**Goal of the exercise**
Every record must be transcribed in its entirety, apart from the images, which are to be omitted.

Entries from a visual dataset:
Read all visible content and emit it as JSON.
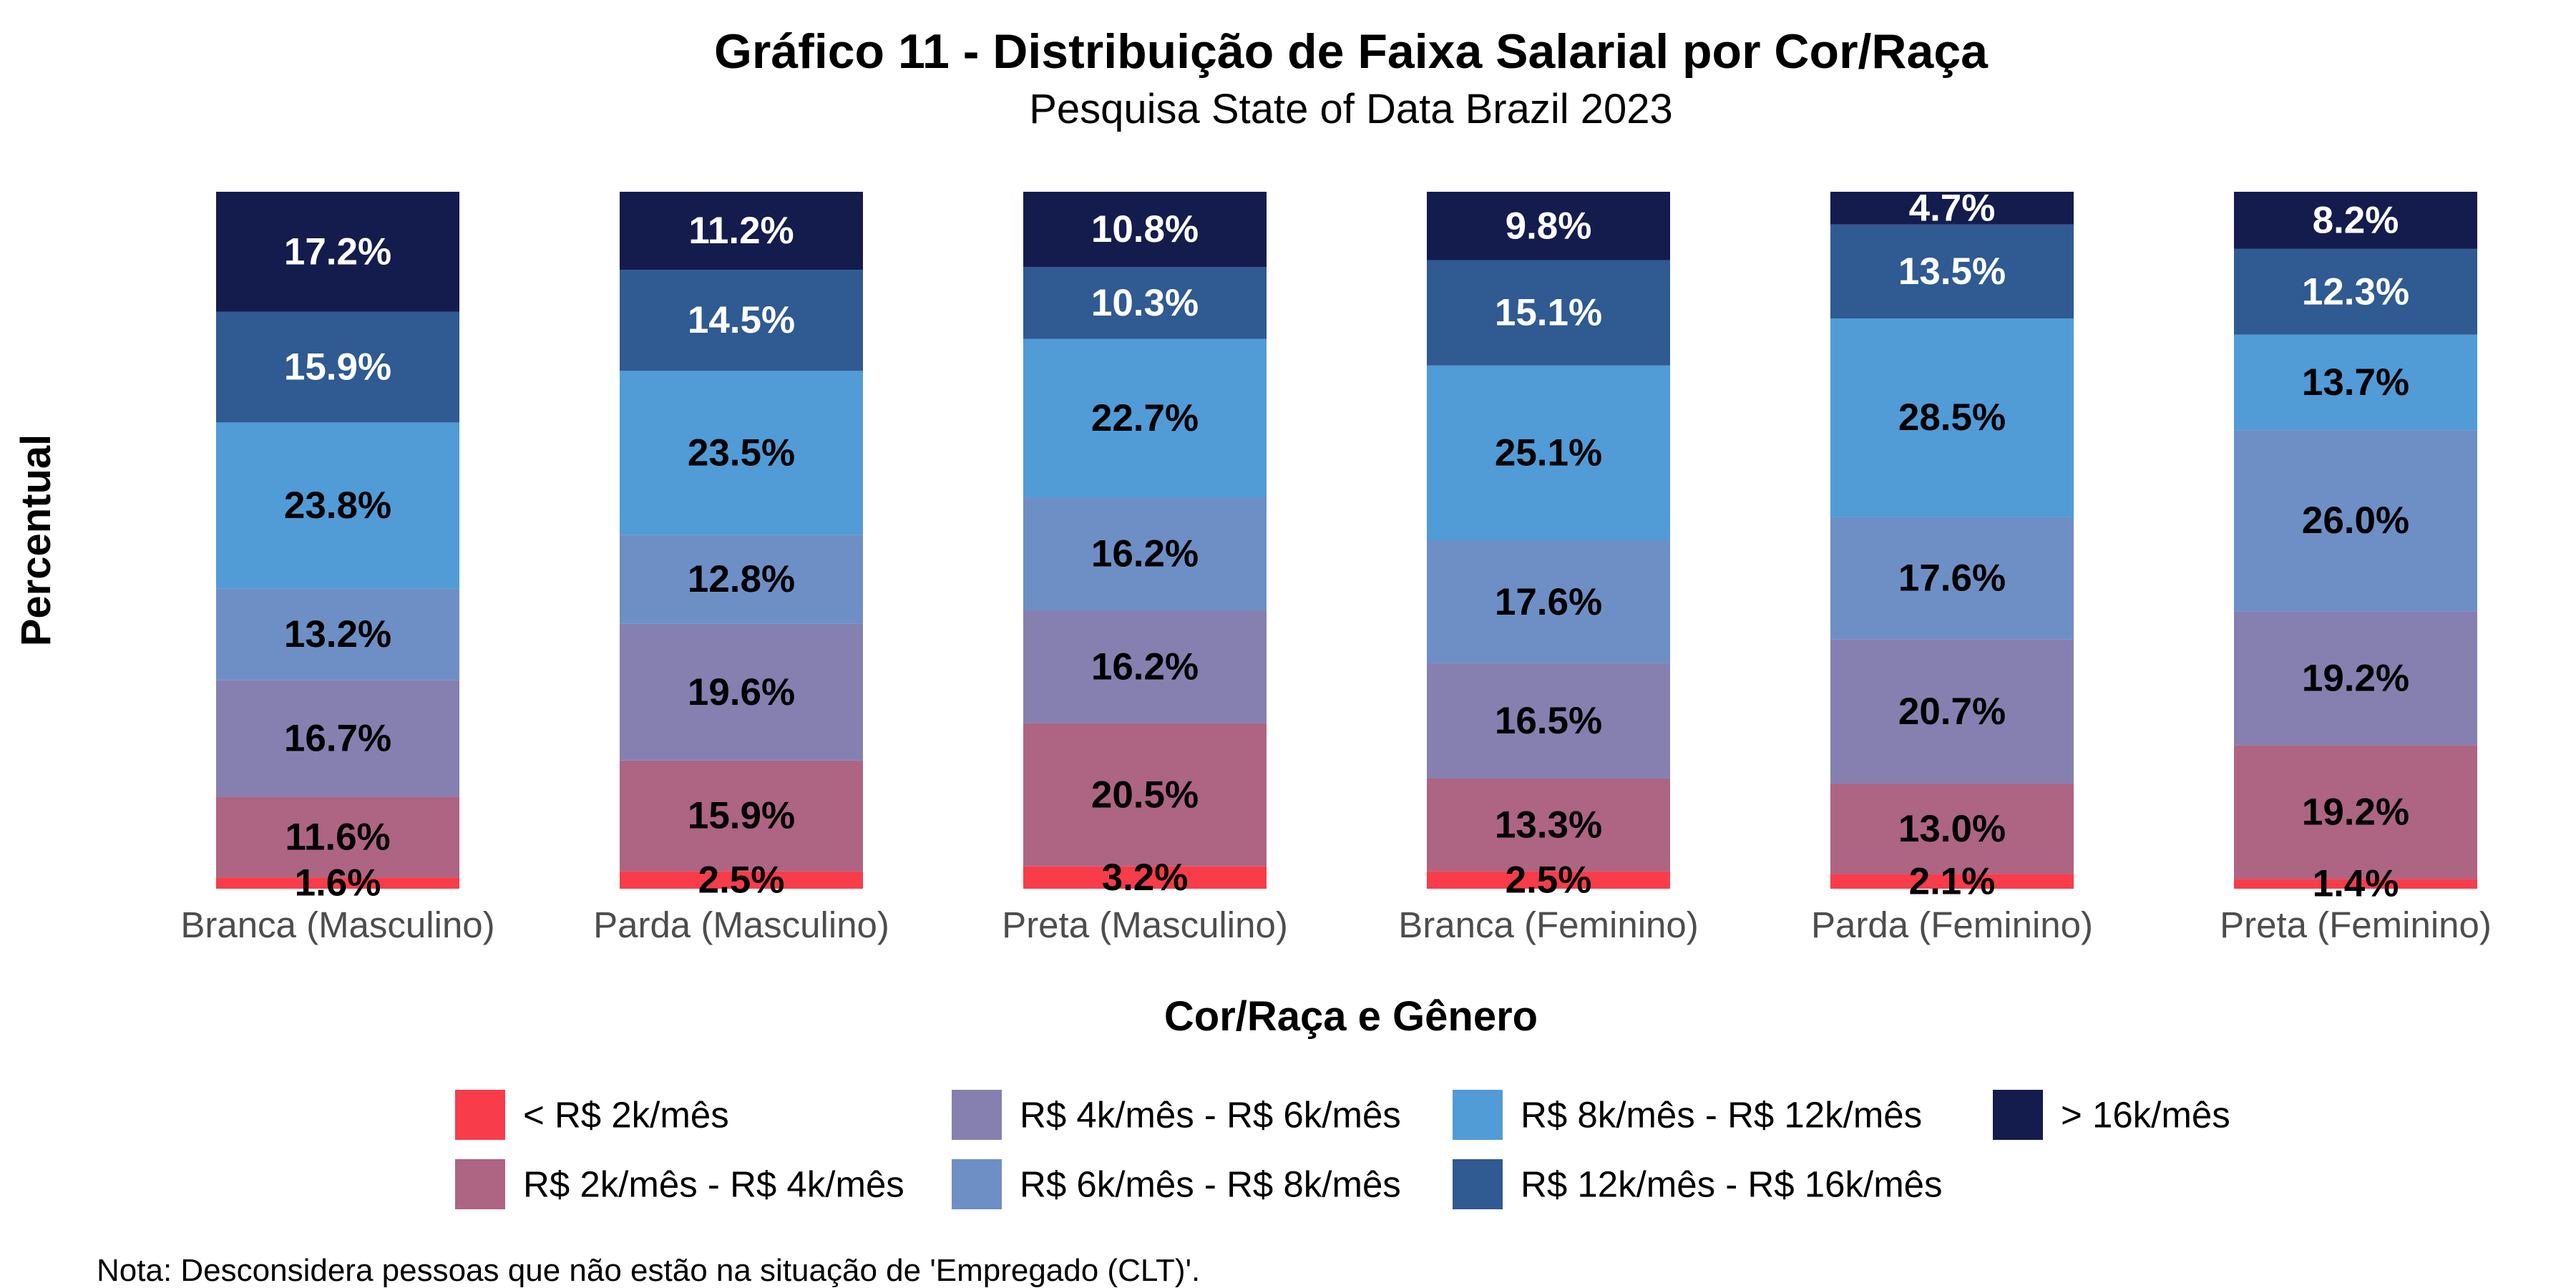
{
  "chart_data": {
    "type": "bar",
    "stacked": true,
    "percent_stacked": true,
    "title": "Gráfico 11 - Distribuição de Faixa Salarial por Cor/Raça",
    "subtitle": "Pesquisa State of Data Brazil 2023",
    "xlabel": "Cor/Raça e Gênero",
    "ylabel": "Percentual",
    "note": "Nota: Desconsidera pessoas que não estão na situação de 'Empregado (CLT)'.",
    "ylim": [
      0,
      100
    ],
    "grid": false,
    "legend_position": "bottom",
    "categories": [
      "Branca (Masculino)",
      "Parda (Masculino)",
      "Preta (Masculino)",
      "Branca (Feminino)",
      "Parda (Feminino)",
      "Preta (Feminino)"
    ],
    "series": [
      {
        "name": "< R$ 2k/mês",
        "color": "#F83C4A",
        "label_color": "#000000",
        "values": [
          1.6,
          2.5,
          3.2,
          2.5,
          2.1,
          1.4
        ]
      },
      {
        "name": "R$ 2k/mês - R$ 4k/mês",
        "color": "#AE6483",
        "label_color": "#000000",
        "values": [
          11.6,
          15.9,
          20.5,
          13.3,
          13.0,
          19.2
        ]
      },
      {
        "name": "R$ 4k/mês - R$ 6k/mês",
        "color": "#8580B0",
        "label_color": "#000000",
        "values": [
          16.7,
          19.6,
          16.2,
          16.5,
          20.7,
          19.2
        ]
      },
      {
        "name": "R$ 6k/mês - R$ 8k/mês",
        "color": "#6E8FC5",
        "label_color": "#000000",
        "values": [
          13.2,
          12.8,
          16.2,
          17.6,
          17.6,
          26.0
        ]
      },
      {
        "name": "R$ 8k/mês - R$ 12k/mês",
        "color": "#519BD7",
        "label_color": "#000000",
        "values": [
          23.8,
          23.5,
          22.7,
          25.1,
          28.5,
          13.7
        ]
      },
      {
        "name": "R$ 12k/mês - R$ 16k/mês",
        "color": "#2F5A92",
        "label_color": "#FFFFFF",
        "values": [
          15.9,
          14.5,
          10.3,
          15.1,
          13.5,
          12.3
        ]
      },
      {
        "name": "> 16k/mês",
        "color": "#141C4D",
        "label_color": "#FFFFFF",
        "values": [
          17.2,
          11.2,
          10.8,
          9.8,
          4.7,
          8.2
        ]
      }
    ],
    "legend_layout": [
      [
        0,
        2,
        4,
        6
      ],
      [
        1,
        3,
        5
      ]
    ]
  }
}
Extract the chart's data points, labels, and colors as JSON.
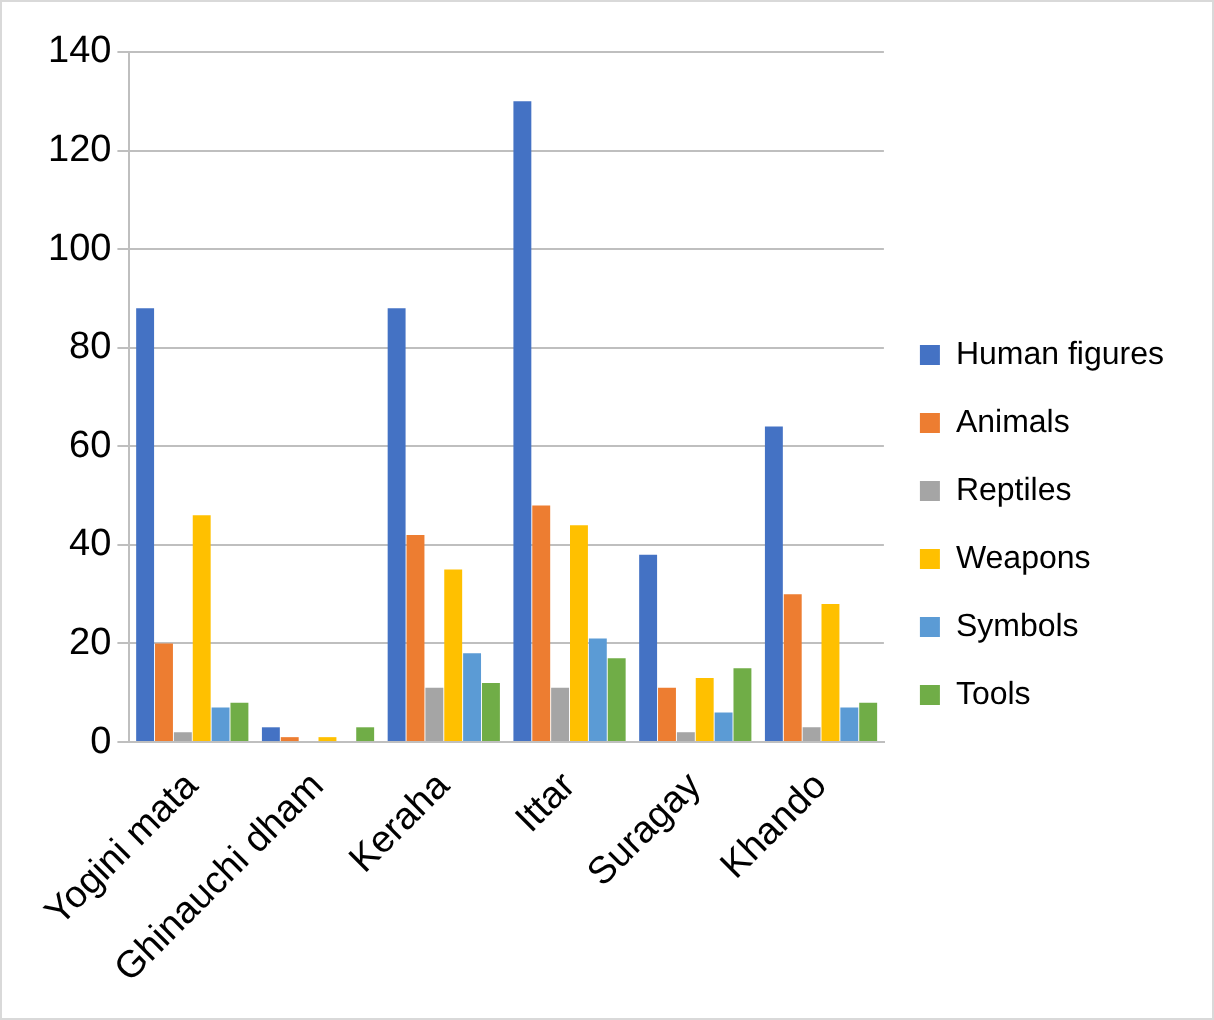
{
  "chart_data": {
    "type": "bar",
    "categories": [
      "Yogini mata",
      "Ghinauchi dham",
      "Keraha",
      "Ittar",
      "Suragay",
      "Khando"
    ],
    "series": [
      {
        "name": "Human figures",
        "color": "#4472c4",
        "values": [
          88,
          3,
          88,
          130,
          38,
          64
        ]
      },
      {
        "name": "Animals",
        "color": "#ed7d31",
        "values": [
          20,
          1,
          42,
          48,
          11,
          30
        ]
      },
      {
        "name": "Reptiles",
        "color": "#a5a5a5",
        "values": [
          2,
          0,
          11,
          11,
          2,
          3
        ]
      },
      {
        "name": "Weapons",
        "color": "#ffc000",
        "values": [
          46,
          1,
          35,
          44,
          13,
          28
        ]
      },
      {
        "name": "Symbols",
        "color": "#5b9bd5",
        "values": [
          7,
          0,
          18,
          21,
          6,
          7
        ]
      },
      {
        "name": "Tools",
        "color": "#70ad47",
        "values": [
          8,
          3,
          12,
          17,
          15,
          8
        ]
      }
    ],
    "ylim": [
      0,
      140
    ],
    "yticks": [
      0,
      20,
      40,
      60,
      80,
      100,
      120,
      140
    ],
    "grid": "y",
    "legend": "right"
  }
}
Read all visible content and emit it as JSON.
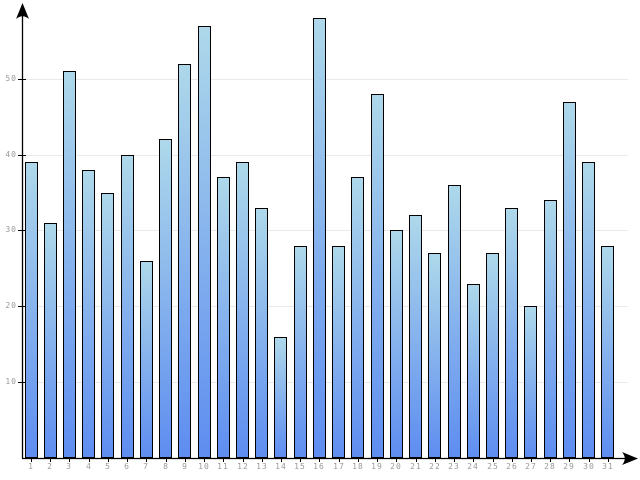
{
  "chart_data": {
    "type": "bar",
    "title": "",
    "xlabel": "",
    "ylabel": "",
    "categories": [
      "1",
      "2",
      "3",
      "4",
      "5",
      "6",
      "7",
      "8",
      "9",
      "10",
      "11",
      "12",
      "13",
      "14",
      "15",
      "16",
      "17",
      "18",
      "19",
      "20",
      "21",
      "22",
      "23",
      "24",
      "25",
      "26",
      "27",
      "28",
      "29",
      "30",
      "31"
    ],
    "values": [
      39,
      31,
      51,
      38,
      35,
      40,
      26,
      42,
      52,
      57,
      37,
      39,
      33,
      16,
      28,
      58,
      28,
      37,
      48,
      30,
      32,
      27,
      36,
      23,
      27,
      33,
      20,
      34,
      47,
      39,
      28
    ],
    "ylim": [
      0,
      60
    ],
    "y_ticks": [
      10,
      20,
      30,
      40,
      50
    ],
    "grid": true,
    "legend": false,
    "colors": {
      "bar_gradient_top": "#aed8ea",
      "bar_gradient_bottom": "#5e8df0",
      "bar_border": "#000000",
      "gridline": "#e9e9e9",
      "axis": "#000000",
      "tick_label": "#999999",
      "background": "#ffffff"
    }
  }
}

**Final answer**
Read all visible content and emit it as JSON.
{
  "chart_data": {
    "type": "bar",
    "stacked": true,
    "percent_stacked": true,
    "title": "Gráfico 11 - Distribuição de Faixa Salarial por Cor/Raça",
    "subtitle": "Pesquisa State of Data Brazil 2023",
    "xlabel": "Cor/Raça e Gênero",
    "ylabel": "Percentual",
    "note": "Nota: Desconsidera pessoas que não estão na situação de 'Empregado (CLT)'.",
    "ylim": [
      0,
      100
    ],
    "grid": false,
    "legend_position": "bottom",
    "categories": [
      "Branca (Masculino)",
      "Parda (Masculino)",
      "Preta (Masculino)",
      "Branca (Feminino)",
      "Parda (Feminino)",
      "Preta (Feminino)"
    ],
    "series": [
      {
        "name": "< R$ 2k/mês",
        "color": "#F83C4A",
        "label_color": "#000000",
        "values": [
          1.6,
          2.5,
          3.2,
          2.5,
          2.1,
          1.4
        ]
      },
      {
        "name": "R$ 2k/mês - R$ 4k/mês",
        "color": "#AE6483",
        "label_color": "#000000",
        "values": [
          11.6,
          15.9,
          20.5,
          13.3,
          13.0,
          19.2
        ]
      },
      {
        "name": "R$ 4k/mês - R$ 6k/mês",
        "color": "#8580B0",
        "label_color": "#000000",
        "values": [
          16.7,
          19.6,
          16.2,
          16.5,
          20.7,
          19.2
        ]
      },
      {
        "name": "R$ 6k/mês - R$ 8k/mês",
        "color": "#6E8FC5",
        "label_color": "#000000",
        "values": [
          13.2,
          12.8,
          16.2,
          17.6,
          17.6,
          26.0
        ]
      },
      {
        "name": "R$ 8k/mês - R$ 12k/mês",
        "color": "#519BD7",
        "label_color": "#000000",
        "values": [
          23.8,
          23.5,
          22.7,
          25.1,
          28.5,
          13.7
        ]
      },
      {
        "name": "R$ 12k/mês - R$ 16k/mês",
        "color": "#2F5A92",
        "label_color": "#FFFFFF",
        "values": [
          15.9,
          14.5,
          10.3,
          15.1,
          13.5,
          12.3
        ]
      },
      {
        "name": "> 16k/mês",
        "color": "#141C4D",
        "label_color": "#FFFFFF",
        "values": [
          17.2,
          11.2,
          10.8,
          9.8,
          4.7,
          8.2
        ]
      }
    ],
    "legend_layout": [
      [
        0,
        2,
        4,
        6
      ],
      [
        1,
        3,
        5
      ]
    ]
  }
}
Extract the chart's data points, labels, and colors as JSON.
{
  "chart_data": {
    "type": "bar",
    "categories": [
      "Yogini mata",
      "Ghinauchi dham",
      "Keraha",
      "Ittar",
      "Suragay",
      "Khando"
    ],
    "series": [
      {
        "name": "Human figures",
        "color": "#4472c4",
        "values": [
          88,
          3,
          88,
          130,
          38,
          64
        ]
      },
      {
        "name": "Animals",
        "color": "#ed7d31",
        "values": [
          20,
          1,
          42,
          48,
          11,
          30
        ]
      },
      {
        "name": "Reptiles",
        "color": "#a5a5a5",
        "values": [
          2,
          0,
          11,
          11,
          2,
          3
        ]
      },
      {
        "name": "Weapons",
        "color": "#ffc000",
        "values": [
          46,
          1,
          35,
          44,
          13,
          28
        ]
      },
      {
        "name": "Symbols",
        "color": "#5b9bd5",
        "values": [
          7,
          0,
          18,
          21,
          6,
          7
        ]
      },
      {
        "name": "Tools",
        "color": "#70ad47",
        "values": [
          8,
          3,
          12,
          17,
          15,
          8
        ]
      }
    ],
    "ylim": [
      0,
      140
    ],
    "yticks": [
      0,
      20,
      40,
      60,
      80,
      100,
      120,
      140
    ],
    "grid": "y",
    "legend": "right"
  }
}
Read all visible content and emit it as JSON.
{
  "chart_data": {
    "type": "bar",
    "title": "",
    "xlabel": "",
    "ylabel": "",
    "categories": [
      "1",
      "2",
      "3",
      "4",
      "5",
      "6",
      "7",
      "8",
      "9",
      "10",
      "11",
      "12",
      "13",
      "14",
      "15",
      "16",
      "17",
      "18",
      "19",
      "20",
      "21",
      "22",
      "23",
      "24",
      "25",
      "26",
      "27",
      "28",
      "29",
      "30",
      "31"
    ],
    "values": [
      39,
      31,
      51,
      38,
      35,
      40,
      26,
      42,
      52,
      57,
      37,
      39,
      33,
      16,
      28,
      58,
      28,
      37,
      48,
      30,
      32,
      27,
      36,
      23,
      27,
      33,
      20,
      34,
      47,
      39,
      28
    ],
    "ylim": [
      0,
      60
    ],
    "y_ticks": [
      10,
      20,
      30,
      40,
      50
    ],
    "grid": true,
    "legend": false,
    "colors": {
      "bar_gradient_top": "#aed8ea",
      "bar_gradient_bottom": "#5e8df0",
      "bar_border": "#000000",
      "gridline": "#e9e9e9",
      "axis": "#000000",
      "tick_label": "#999999",
      "background": "#ffffff"
    }
  }
}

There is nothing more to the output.